SET EXERCISE: Copy out the listing exactly.
—————
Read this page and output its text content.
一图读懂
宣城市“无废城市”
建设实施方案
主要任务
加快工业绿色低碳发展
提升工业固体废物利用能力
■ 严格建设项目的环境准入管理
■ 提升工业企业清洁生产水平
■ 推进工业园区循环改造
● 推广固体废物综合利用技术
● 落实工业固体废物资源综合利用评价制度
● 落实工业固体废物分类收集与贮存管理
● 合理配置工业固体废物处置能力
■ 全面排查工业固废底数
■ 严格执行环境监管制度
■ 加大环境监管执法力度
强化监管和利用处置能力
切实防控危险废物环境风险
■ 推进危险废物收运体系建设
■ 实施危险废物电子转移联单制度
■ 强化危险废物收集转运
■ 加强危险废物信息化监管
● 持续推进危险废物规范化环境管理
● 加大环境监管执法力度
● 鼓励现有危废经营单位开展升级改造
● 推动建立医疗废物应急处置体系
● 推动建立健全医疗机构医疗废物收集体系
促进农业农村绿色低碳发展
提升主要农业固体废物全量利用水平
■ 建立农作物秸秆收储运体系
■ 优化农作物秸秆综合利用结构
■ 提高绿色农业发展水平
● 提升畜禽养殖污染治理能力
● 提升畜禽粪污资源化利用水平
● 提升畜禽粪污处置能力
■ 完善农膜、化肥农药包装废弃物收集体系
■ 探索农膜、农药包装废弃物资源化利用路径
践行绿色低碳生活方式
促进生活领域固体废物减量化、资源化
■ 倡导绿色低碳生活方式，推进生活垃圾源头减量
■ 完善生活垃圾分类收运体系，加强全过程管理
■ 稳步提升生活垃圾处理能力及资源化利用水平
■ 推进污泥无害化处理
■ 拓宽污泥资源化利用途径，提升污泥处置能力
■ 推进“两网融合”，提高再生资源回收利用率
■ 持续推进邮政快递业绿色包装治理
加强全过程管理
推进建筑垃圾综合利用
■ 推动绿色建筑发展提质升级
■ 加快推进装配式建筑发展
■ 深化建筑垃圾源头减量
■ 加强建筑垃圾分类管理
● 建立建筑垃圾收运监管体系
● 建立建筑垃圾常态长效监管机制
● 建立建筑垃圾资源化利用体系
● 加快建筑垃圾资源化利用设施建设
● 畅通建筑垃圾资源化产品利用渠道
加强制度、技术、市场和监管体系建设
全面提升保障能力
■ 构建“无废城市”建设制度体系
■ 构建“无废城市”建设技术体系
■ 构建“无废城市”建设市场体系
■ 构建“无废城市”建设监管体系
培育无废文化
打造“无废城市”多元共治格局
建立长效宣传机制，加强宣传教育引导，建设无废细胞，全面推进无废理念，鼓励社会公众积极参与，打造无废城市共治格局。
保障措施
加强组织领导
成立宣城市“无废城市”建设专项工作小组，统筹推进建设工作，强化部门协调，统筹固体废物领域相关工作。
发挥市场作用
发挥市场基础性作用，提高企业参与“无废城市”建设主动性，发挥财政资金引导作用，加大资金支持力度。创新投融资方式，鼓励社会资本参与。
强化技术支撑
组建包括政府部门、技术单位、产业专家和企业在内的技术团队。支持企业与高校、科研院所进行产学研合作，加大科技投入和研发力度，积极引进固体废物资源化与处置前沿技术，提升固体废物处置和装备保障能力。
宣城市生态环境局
—————
THE SOLUTION:
Read this page and output its text content.
一图读懂
宣城市“无废城市”
建设实施方案
主要任务
加快工业绿色低碳发展
提升工业固体废物利用能力
■ 严格建设项目的环境准入管理
■ 提升工业企业清洁生产水平
■ 推进工业园区循环改造
● 推广固体废物综合利用技术
● 落实工业固体废物资源综合利用评价制度
● 落实工业固体废物分类收集与贮存管理
● 合理配置工业固体废物处置能力
■ 全面排查工业固废底数
■ 严格执行环境监管制度
■ 加大环境监管执法力度
强化监管和利用处置能力
切实防控危险废物环境风险
■ 推进危险废物收运体系建设
■ 实施危险废物电子转移联单制度
■ 强化危险废物收集转运
■ 加强危险废物信息化监管
● 持续推进危险废物规范化环境管理
● 加大环境监管执法力度
● 鼓励现有危废经营单位开展升级改造
● 推动建立医疗废物应急处置体系
● 推动建立健全医疗机构医疗废物收集体系
促进农业农村绿色低碳发展
提升主要农业固体废物全量利用水平
■ 建立农作物秸秆收储运体系
■ 优化农作物秸秆综合利用结构
■ 提高绿色农业发展水平
● 提升畜禽养殖污染治理能力
● 提升畜禽粪污资源化利用水平
● 提升畜禽粪污处置能力
■ 完善农膜、化肥农药包装废弃物收集体系
■ 探索农膜、农药包装废弃物资源化利用路径
践行绿色低碳生活方式
促进生活领域固体废物减量化、资源化
■ 倡导绿色低碳生活方式，推进生活垃圾源头减量
■ 完善生活垃圾分类收运体系，加强全过程管理
■ 稳步提升生活垃圾处理能力及资源化利用水平
■ 推进污泥无害化处理
■ 拓宽污泥资源化利用途径，提升污泥处置能力
■ 推进“两网融合”，提高再生资源回收利用率
■ 持续推进邮政快递业绿色包装治理
加强全过程管理
推进建筑垃圾综合利用
■ 推动绿色建筑发展提质升级
■ 加快推进装配式建筑发展
■ 深化建筑垃圾源头减量
■ 加强建筑垃圾分类管理
● 建立建筑垃圾收运监管体系
● 建立建筑垃圾常态长效监管机制
● 建立建筑垃圾资源化利用体系
● 加快建筑垃圾资源化利用设施建设
● 畅通建筑垃圾资源化产品利用渠道
加强制度、技术、市场和监管体系建设
全面提升保障能力
■ 构建“无废城市”建设制度体系
■ 构建“无废城市”建设技术体系
■ 构建“无废城市”建设市场体系
■ 构建“无废城市”建设监管体系
培育无废文化
打造“无废城市”多元共治格局
建立长效宣传机制，加强宣传教育引导，建设无废细胞，全面推进无废理念，鼓励社会公众积极参与，打造无废城市共治格局。
保障措施
加强组织领导
成立宣城市“无废城市”建设专项工作小组，统筹推进建设工作，强化部门协调，统筹固体废物领域相关工作。
发挥市场作用
发挥市场基础性作用，提高企业参与“无废城市”建设主动性，发挥财政资金引导作用，加大资金支持力度。创新投融资方式，鼓励社会资本参与。
强化技术支撑
组建包括政府部门、技术单位、产业专家和企业在内的技术团队。支持企业与高校、科研院所进行产学研合作，加大科技投入和研发力度，积极引进固体废物资源化与处置前沿技术，提升固体废物处置和装备保障能力。
宣城市生态环境局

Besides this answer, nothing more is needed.